Can you pull out each line of the data below that includes the word "hour"?

[Records from a data source]
»»

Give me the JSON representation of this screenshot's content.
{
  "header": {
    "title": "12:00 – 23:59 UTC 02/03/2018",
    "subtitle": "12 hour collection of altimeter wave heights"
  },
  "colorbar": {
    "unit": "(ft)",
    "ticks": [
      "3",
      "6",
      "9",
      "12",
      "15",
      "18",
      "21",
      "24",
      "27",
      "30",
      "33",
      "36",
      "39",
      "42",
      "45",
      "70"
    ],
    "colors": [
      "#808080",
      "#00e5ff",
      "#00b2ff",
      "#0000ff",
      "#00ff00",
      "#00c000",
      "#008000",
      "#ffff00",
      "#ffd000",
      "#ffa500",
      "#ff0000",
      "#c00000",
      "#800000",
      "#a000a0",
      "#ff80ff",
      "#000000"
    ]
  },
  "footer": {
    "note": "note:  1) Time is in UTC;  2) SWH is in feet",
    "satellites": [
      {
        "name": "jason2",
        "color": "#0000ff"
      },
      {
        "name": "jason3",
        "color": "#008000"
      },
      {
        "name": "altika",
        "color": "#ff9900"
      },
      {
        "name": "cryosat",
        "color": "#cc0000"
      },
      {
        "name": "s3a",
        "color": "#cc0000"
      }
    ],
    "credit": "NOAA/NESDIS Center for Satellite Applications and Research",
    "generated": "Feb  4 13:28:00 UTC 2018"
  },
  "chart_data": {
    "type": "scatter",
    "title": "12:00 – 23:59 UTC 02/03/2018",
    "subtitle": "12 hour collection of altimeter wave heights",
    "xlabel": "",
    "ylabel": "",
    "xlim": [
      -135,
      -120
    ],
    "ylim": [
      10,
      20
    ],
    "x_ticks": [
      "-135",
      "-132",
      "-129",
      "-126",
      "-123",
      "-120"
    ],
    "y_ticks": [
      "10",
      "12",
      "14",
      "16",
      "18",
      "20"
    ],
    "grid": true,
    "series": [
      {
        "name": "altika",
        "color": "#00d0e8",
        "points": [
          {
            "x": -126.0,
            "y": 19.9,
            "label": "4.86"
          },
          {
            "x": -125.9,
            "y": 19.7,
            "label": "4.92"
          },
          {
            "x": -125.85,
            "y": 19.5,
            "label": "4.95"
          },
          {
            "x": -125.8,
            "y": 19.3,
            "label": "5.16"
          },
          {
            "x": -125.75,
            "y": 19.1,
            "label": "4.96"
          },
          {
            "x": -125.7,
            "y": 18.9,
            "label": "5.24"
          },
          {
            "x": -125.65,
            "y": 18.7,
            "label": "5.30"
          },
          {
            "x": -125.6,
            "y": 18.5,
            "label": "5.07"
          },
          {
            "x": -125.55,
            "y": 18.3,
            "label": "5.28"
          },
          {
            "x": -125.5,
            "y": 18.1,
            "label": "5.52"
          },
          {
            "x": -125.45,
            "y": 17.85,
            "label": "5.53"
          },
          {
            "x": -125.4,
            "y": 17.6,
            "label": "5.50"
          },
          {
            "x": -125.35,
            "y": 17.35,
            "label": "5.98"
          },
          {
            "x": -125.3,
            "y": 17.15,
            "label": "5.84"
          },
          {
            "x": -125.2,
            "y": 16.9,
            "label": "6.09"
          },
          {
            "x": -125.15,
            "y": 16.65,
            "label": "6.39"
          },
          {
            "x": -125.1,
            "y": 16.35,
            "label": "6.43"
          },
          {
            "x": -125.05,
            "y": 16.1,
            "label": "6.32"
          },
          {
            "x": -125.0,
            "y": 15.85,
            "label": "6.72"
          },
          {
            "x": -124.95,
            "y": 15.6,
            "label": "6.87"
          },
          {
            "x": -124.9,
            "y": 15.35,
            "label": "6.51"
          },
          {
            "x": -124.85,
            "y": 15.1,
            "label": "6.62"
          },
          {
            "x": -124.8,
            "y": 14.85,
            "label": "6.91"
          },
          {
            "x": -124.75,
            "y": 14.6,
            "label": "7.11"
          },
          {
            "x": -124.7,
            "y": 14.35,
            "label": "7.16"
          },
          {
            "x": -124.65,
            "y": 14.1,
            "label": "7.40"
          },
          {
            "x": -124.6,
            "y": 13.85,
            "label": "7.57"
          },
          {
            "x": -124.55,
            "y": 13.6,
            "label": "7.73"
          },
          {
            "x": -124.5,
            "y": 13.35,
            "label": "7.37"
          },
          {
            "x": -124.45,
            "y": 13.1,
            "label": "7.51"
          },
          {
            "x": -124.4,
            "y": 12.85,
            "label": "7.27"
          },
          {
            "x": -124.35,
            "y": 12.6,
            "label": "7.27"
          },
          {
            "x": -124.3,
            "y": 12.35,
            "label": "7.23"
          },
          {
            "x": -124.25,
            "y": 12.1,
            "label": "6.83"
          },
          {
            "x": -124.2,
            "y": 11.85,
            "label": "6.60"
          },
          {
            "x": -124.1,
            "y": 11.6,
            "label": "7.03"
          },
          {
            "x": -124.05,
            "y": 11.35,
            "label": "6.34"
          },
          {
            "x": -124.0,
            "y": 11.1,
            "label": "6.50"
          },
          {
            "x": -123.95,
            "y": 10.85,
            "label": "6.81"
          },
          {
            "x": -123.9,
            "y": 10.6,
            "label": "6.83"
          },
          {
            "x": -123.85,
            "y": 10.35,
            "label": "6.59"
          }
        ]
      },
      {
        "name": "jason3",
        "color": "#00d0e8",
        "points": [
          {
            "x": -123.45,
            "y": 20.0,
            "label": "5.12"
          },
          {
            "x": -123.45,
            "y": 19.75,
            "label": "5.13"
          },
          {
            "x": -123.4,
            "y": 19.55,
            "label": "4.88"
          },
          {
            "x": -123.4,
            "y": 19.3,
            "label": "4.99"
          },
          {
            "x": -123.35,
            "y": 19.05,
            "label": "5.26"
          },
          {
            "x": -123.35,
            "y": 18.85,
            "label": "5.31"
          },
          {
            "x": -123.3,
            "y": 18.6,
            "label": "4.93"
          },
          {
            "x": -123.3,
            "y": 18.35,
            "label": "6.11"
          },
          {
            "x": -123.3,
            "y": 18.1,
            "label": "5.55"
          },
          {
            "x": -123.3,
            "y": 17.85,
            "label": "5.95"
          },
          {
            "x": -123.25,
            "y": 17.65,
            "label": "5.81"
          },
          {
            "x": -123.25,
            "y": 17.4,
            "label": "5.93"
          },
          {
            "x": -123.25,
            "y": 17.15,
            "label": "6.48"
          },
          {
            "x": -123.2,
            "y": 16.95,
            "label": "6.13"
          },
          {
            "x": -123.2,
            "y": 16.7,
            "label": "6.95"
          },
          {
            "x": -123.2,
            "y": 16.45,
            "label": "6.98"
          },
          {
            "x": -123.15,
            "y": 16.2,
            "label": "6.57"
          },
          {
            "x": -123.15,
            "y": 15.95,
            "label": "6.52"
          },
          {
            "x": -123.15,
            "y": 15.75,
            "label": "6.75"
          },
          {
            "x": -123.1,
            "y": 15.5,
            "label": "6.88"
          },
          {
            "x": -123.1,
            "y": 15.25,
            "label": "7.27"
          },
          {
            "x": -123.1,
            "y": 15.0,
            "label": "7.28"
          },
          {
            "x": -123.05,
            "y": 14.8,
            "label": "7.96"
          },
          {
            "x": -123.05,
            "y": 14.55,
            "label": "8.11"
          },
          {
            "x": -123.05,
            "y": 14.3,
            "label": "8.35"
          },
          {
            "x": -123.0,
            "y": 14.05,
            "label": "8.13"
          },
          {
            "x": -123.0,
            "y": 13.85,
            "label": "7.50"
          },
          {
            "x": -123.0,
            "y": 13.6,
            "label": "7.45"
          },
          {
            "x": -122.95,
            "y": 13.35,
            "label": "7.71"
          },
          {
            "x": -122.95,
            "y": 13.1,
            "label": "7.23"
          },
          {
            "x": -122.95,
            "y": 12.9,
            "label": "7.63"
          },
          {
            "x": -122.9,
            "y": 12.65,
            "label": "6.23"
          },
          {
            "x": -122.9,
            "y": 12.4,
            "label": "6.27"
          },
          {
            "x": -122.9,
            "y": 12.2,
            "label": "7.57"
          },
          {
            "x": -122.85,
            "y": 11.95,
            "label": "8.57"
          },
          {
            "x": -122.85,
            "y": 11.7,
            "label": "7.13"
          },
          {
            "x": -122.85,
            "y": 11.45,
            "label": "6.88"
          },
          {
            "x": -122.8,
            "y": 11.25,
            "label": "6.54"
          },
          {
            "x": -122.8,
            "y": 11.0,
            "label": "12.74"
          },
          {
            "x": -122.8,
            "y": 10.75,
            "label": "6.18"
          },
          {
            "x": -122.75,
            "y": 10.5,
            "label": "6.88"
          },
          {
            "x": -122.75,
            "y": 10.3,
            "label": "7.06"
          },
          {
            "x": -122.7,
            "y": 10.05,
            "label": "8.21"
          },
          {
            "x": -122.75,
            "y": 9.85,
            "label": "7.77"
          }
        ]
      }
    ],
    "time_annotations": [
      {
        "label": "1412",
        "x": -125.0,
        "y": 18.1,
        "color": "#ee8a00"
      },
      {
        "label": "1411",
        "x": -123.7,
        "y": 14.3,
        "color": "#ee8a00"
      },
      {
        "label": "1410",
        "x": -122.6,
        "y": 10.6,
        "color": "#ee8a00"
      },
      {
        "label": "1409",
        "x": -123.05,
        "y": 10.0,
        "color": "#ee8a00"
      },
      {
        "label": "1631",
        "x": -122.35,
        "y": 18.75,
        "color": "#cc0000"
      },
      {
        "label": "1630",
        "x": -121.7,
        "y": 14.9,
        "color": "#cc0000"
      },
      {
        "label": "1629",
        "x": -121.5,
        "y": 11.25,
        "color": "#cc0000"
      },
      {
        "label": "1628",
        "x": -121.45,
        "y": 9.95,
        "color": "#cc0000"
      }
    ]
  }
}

««

■ **Answer to the problem**:
    "subtitle": "12 hour collection of altimeter wave heights"
    "subtitle": "12 hour collection of altimeter wave heights",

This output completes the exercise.